**TAREFA:** Transcreva sem nenhuma alteração os registros desde o início até a linha que contém "- x-tick-label: Jan 2021: [578, 326, 616, 332]", incluindo essa linha.

**DADOS FORNECIDOS:**
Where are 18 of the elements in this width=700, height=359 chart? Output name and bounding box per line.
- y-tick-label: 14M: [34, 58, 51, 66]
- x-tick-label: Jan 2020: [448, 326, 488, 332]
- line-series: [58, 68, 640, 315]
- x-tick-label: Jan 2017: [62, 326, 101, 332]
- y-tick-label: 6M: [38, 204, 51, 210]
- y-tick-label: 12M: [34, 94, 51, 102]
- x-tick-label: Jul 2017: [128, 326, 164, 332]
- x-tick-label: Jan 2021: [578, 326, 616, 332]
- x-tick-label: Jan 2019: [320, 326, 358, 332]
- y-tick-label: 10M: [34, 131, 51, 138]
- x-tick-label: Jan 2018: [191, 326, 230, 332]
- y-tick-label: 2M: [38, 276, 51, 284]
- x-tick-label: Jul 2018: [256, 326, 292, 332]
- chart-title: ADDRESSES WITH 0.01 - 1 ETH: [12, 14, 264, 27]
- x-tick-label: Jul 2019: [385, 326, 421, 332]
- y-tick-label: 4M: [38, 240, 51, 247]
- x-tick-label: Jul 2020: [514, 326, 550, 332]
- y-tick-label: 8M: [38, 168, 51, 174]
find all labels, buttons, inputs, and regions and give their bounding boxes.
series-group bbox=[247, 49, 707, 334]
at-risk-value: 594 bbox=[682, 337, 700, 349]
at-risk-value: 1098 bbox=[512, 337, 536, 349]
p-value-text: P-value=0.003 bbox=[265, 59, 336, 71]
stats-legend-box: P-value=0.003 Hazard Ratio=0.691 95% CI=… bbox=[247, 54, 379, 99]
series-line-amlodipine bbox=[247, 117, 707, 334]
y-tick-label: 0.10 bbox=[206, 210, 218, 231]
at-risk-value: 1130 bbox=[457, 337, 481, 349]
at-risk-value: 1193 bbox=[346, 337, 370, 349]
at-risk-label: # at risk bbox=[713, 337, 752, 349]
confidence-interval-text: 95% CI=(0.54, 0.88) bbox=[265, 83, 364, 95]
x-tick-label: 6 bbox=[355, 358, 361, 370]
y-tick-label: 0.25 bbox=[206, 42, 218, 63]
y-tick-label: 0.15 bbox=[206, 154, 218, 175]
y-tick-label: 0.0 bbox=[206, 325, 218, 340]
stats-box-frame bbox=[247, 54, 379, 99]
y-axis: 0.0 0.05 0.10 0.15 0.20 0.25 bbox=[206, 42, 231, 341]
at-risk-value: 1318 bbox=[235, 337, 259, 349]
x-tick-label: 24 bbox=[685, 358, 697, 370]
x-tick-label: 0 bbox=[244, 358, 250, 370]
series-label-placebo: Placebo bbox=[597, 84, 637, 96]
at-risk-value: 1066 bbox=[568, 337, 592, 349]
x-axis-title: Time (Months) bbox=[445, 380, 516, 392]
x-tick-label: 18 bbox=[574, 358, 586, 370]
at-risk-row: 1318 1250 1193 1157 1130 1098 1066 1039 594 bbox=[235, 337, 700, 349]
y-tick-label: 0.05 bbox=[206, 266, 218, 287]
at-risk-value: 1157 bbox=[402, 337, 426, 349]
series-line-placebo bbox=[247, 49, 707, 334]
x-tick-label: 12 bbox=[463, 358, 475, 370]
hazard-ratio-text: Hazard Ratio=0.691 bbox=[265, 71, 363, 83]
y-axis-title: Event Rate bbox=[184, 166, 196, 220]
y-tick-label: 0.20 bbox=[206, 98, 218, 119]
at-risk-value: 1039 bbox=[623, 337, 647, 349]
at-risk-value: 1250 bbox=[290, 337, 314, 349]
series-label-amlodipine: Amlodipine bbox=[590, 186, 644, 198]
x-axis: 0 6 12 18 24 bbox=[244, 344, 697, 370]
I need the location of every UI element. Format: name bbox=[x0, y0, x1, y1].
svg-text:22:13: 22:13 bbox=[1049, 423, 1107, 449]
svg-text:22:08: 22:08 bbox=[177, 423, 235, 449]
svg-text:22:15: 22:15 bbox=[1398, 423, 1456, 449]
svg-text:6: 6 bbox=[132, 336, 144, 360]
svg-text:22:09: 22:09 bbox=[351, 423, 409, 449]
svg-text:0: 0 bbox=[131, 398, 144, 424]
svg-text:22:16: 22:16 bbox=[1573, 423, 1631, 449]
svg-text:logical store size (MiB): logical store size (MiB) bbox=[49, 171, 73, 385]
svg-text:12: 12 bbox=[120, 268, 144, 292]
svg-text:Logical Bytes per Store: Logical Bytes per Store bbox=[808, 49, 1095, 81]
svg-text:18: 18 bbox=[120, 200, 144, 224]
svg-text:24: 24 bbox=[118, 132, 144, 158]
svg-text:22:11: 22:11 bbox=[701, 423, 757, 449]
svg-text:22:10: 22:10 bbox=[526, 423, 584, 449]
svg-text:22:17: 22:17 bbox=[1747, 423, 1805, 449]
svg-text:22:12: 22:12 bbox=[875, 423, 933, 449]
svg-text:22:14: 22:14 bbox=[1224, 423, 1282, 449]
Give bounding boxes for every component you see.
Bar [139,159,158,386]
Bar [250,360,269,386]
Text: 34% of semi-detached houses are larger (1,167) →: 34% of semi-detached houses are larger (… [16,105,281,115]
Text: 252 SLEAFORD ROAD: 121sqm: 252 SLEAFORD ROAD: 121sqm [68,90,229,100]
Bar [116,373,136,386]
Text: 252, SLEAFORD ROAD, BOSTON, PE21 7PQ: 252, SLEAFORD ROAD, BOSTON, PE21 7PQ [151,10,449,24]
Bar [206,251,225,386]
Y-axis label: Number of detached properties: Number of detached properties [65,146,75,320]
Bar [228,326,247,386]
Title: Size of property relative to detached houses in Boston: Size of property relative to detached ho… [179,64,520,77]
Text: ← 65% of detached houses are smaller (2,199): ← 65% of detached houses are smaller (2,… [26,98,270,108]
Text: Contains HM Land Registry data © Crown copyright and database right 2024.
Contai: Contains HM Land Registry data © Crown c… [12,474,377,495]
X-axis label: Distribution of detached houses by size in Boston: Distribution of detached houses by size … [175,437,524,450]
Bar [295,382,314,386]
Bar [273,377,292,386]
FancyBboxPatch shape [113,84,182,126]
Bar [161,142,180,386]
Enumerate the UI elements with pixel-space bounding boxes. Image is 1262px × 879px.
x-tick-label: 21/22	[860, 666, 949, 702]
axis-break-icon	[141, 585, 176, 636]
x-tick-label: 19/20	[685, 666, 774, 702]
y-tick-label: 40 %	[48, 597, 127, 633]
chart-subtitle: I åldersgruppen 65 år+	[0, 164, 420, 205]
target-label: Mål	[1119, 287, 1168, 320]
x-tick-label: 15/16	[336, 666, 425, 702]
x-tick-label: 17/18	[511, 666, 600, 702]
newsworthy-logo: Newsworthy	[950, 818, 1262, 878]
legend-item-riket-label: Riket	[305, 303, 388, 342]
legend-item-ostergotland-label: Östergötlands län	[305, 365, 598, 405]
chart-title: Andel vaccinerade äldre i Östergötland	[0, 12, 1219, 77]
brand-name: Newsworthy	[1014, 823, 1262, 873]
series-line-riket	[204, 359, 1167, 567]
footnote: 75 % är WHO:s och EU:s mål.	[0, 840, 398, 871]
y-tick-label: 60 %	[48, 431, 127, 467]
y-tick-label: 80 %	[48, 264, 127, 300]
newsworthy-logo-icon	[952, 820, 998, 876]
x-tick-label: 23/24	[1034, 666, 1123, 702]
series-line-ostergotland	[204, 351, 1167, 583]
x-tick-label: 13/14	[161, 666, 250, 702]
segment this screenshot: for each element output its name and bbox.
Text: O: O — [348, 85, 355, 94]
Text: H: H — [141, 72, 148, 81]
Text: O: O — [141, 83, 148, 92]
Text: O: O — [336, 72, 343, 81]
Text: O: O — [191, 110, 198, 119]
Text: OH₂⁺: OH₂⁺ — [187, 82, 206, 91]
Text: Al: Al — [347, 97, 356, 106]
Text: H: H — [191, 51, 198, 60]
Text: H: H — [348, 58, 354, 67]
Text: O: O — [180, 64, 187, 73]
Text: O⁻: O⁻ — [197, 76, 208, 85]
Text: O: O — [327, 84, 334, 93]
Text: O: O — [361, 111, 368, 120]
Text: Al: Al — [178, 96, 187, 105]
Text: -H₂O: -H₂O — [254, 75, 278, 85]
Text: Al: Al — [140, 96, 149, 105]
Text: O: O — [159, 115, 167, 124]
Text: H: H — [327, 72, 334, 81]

**RESULTADO:**
Where are 18 of the elements in this width=700, height=359 chart? Output name and bounding box per line.
- y-tick-label: 14M: [34, 58, 51, 66]
- x-tick-label: Jan 2020: [448, 326, 488, 332]
- line-series: [58, 68, 640, 315]
- x-tick-label: Jan 2017: [62, 326, 101, 332]
- y-tick-label: 6M: [38, 204, 51, 210]
- y-tick-label: 12M: [34, 94, 51, 102]
- x-tick-label: Jul 2017: [128, 326, 164, 332]
- x-tick-label: Jan 2021: [578, 326, 616, 332]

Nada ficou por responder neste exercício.